==== Source data ====
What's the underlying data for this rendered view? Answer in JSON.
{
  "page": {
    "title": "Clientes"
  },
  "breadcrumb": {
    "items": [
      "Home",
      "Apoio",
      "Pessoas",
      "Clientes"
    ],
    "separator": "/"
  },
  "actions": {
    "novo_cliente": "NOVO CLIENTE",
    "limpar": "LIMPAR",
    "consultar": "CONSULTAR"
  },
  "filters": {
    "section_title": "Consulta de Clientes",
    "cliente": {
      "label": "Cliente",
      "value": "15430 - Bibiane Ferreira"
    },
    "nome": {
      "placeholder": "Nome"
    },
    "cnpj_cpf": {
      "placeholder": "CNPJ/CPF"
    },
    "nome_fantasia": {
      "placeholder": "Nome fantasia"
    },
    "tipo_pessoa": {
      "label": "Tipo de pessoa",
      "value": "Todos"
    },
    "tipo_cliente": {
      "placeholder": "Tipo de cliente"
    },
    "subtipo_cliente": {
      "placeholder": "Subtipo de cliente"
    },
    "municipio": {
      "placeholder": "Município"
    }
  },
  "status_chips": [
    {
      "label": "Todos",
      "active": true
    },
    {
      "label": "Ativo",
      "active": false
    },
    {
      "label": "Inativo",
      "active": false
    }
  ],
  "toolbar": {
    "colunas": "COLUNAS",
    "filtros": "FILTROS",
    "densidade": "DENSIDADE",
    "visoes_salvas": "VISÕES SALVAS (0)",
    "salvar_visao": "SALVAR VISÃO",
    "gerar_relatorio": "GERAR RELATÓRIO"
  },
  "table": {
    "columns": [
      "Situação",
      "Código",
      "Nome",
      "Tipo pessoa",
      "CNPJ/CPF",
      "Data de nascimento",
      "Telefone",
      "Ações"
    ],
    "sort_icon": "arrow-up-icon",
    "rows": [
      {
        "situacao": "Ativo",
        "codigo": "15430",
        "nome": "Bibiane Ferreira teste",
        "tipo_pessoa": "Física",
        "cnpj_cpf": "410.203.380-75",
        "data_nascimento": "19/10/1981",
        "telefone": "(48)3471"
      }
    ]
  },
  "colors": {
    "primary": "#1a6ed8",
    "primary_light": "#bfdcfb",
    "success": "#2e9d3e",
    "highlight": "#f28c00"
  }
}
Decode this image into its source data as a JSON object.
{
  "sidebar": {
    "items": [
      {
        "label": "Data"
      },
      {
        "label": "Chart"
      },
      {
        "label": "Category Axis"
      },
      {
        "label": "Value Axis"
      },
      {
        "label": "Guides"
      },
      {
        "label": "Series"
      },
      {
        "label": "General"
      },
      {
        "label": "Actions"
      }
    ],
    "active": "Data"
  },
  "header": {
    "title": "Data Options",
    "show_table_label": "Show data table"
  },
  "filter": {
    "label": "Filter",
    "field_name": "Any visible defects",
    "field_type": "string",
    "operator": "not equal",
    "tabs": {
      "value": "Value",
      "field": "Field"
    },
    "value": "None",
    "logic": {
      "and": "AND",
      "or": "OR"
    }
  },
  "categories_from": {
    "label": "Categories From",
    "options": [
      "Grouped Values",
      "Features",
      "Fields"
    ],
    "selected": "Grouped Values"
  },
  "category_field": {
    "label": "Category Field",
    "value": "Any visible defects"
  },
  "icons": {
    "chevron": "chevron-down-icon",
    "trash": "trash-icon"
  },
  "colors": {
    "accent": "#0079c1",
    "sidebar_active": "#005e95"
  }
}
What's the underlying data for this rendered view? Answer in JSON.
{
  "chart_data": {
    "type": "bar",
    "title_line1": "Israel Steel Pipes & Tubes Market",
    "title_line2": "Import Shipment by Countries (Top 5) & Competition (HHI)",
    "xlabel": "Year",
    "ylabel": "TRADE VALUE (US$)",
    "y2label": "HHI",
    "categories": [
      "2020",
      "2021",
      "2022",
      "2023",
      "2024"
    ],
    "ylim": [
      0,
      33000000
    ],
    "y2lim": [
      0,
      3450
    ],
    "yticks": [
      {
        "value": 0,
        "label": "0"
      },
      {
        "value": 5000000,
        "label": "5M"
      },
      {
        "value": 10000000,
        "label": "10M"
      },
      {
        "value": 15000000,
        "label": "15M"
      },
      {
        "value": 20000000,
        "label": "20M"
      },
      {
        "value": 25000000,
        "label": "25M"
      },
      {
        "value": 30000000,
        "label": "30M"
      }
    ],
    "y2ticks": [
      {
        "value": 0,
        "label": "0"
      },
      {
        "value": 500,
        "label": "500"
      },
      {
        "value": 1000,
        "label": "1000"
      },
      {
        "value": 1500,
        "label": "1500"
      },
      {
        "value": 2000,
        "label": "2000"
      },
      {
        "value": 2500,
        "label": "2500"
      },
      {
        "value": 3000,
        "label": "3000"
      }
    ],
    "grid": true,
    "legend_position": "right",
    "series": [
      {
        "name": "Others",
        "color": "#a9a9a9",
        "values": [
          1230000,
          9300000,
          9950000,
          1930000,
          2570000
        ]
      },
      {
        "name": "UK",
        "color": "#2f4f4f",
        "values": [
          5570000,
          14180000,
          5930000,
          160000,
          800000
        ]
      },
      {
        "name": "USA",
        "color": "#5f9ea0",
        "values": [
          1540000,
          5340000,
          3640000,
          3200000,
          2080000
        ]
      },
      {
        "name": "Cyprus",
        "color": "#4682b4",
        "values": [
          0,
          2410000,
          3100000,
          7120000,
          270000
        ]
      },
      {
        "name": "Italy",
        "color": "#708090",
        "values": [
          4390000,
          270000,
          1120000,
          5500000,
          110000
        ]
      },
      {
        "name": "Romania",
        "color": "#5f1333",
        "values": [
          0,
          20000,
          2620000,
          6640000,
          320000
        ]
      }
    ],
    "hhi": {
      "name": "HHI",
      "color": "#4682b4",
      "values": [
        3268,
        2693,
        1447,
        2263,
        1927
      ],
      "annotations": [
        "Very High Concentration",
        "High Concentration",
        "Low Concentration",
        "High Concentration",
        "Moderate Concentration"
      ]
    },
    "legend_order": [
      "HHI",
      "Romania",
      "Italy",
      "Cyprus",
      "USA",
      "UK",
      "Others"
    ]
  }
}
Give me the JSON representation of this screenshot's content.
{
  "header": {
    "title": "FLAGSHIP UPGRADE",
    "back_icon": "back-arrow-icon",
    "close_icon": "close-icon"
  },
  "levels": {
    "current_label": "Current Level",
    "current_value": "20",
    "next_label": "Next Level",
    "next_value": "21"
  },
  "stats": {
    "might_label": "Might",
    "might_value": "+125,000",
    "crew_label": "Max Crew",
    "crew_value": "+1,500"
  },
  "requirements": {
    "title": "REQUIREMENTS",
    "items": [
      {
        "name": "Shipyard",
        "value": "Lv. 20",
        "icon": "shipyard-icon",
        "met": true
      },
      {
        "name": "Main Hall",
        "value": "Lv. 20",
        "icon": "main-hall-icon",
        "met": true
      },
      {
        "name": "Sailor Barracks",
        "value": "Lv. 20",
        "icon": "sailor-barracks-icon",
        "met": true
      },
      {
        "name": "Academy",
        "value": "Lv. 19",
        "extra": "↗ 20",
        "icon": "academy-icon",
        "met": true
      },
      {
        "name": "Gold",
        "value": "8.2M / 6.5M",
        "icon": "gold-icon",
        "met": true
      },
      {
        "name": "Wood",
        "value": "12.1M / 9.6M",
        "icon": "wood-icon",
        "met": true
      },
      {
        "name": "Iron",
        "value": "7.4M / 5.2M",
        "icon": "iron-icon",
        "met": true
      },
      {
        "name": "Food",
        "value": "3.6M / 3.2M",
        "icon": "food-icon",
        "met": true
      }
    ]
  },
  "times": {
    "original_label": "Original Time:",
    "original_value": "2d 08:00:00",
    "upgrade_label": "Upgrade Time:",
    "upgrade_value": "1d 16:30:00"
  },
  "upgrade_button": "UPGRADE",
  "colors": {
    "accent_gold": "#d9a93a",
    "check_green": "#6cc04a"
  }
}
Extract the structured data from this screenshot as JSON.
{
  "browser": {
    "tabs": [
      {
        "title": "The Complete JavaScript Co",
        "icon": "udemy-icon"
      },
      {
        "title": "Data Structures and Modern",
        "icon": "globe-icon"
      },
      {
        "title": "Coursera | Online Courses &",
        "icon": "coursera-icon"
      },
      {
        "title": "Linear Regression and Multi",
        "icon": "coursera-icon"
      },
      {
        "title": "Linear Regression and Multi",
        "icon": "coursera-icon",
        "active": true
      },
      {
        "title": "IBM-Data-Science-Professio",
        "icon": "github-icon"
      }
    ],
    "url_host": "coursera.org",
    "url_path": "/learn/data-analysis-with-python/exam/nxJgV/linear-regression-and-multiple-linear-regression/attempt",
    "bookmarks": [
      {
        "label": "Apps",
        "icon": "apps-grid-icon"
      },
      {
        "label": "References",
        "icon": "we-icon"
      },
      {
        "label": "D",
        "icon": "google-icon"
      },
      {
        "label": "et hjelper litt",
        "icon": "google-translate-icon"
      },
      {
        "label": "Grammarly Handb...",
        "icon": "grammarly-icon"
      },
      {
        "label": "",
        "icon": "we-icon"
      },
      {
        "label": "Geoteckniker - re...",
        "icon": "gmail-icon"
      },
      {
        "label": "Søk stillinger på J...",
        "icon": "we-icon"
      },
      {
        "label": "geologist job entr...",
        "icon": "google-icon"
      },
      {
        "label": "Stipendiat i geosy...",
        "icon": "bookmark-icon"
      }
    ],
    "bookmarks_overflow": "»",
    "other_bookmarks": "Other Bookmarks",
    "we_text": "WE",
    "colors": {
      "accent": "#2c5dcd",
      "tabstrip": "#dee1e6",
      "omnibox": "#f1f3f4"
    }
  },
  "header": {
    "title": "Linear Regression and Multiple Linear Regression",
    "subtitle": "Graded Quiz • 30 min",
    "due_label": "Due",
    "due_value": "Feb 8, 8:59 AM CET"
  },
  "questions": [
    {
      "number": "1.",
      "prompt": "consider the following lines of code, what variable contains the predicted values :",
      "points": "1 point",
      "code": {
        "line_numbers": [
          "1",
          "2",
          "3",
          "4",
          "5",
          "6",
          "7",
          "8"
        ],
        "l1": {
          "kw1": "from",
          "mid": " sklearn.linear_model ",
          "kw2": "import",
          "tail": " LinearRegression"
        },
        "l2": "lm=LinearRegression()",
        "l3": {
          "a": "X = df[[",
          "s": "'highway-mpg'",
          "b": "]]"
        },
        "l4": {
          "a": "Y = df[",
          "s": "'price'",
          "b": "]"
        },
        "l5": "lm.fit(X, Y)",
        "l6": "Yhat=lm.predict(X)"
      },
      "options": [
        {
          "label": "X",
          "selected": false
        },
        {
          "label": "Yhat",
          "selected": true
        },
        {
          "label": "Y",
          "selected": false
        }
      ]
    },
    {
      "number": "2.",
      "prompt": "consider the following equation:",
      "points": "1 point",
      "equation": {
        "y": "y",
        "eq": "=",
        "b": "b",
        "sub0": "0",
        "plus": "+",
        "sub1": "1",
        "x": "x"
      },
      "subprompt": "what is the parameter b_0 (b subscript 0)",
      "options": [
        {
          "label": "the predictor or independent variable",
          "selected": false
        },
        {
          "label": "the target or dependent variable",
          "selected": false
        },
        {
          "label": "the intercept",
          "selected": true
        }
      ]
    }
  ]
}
====
> What is asked: Count how many lines above contain the word "consider". Reply with the number alone.

> The reply: 2